_Work to do_
Give the number of lines in the listing below that include the word "SIDE", with nothing more.

┄┄┄┄┄┄┄┄┄┄┄┄┄┄┄┄┄┄┄┄

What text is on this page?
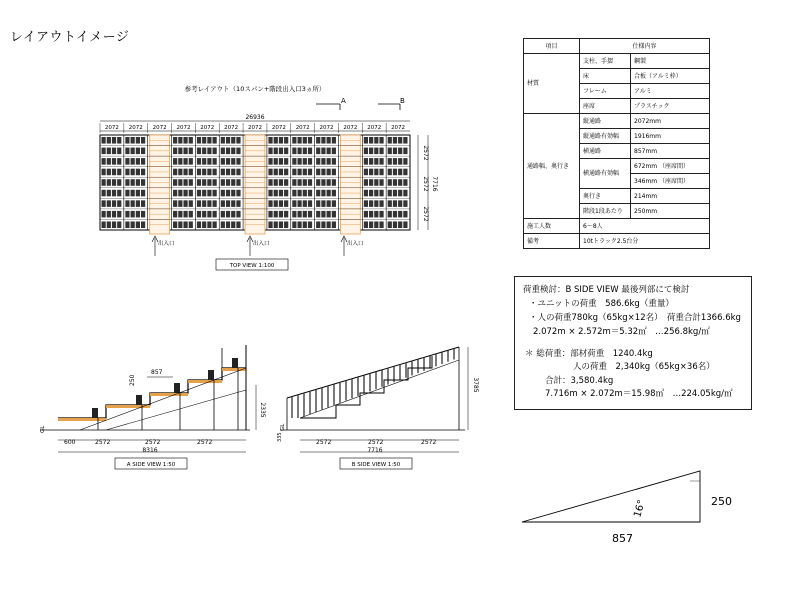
レイアウトイメージ
参考レイアウト（10スパン+階段出入口3ヵ所）
A	B
26936
2072 2072 2072 2072 2072 2072 2072 2072 2072 2072 2072 2072 2072
2572
2572
2572
7716
出入口	出入口	出入口
TOP VIEW 1:100
857
250
2335
GL
600	2572	2572	2572
8316
A SIDE VIEW 1:50
3785
GL
335
2572	2572	2572
7716
B SIDE VIEW 1:50
16°	250
857
項目	仕様内容	
材質	支柱、手摺	鋼製
	床	合板（アルミ枠）
	フレーム	アルミ
	座席	プラスチック
通路幅、奥行き	縦通路	2072mm
	縦通路有効幅	1916mm
	横通路	857mm
	横通路有効幅	672mm （座席間）
		346mm （座席間）
	奥行き	214mm
	階段1段あたり	250mm
施工人数	6～8人	
備考	10tトラック2.5台分	
荷重検討：B SIDE VIEW 最後列部にて検討
・ユニットの荷重　586.6kg（重量）
・人の荷重780kg（65kg×12名）　荷重合計1366.6kg
2.072m × 2.572m＝5.32㎡　…256.8kg/㎡
＊ 総荷重：部材荷重　1240.4kg
人の荷重　2,340kg（65kg×36名）
合計：3,580.4kg
7.716m × 2.072m＝15.98㎡　…224.05kg/㎡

┄┄┄┄┄┄┄┄┄┄┄┄┄┄┄┄┄┄┄┄

_Response to the exercise_
3